::: Data supplied :::

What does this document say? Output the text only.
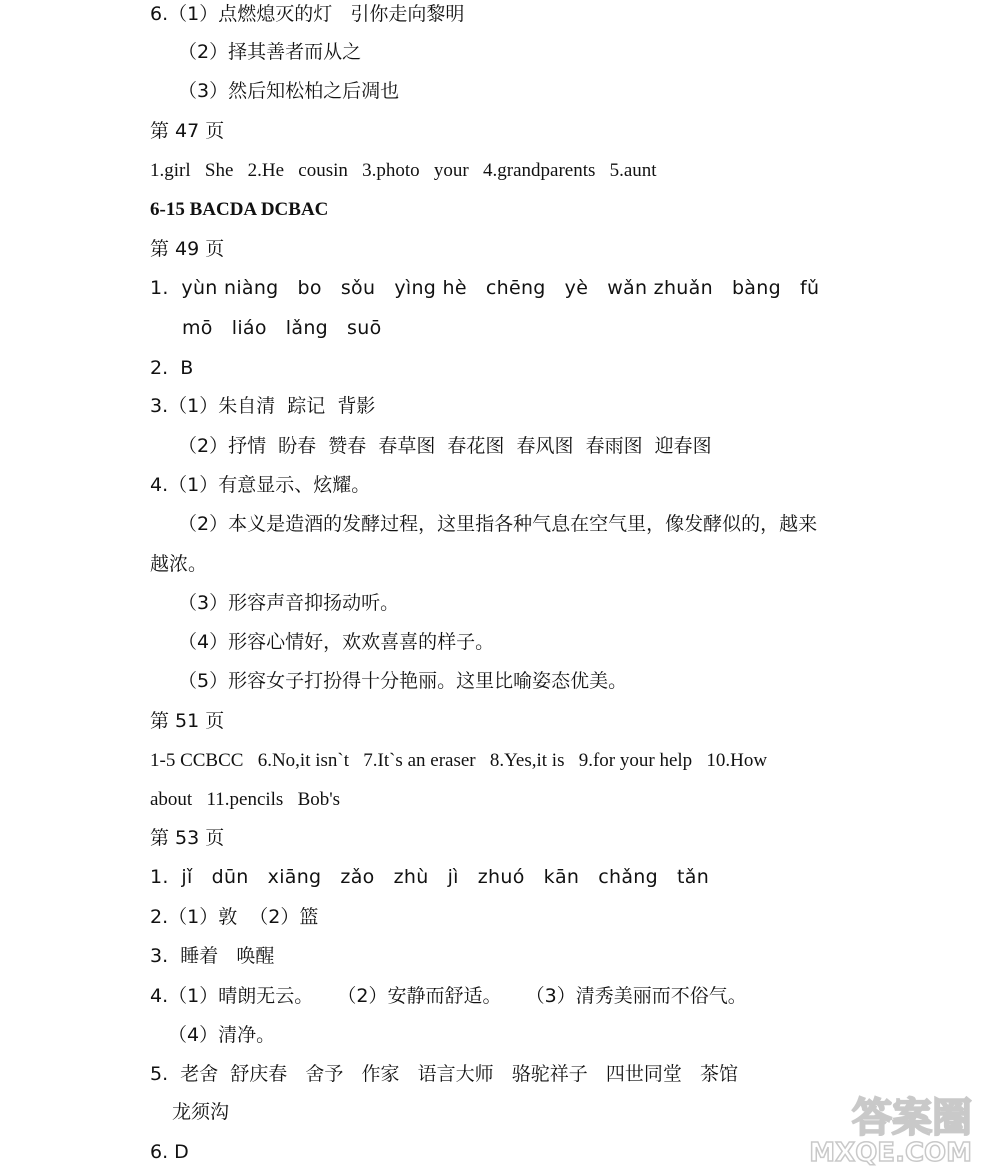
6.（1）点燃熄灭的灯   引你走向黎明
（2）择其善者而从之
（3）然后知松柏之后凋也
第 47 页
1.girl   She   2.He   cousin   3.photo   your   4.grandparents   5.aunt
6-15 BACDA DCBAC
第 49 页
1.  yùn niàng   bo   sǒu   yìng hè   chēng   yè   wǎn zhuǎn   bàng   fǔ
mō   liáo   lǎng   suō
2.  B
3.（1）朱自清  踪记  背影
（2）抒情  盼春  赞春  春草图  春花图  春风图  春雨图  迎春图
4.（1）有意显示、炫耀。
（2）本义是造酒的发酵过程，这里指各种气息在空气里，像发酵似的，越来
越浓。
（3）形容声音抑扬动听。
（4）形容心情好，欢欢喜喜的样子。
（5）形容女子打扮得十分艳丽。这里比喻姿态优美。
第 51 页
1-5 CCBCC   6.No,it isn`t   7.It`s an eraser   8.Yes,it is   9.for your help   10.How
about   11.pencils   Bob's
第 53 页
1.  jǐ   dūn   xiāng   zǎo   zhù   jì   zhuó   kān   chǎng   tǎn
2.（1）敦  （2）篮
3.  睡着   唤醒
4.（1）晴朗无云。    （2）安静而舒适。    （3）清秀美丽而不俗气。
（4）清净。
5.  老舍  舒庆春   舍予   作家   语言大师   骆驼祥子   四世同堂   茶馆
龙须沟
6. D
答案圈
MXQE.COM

:::

## Given request
Lines that include the word "your" are to be extracted from the data above.

## Expected output
1.girl   She   2.He   cousin   3.photo   your   4.grandparents   5.aunt
1-5 CCBCC   6.No,it isn`t   7.It`s an eraser   8.Yes,it is   9.for your help   10.How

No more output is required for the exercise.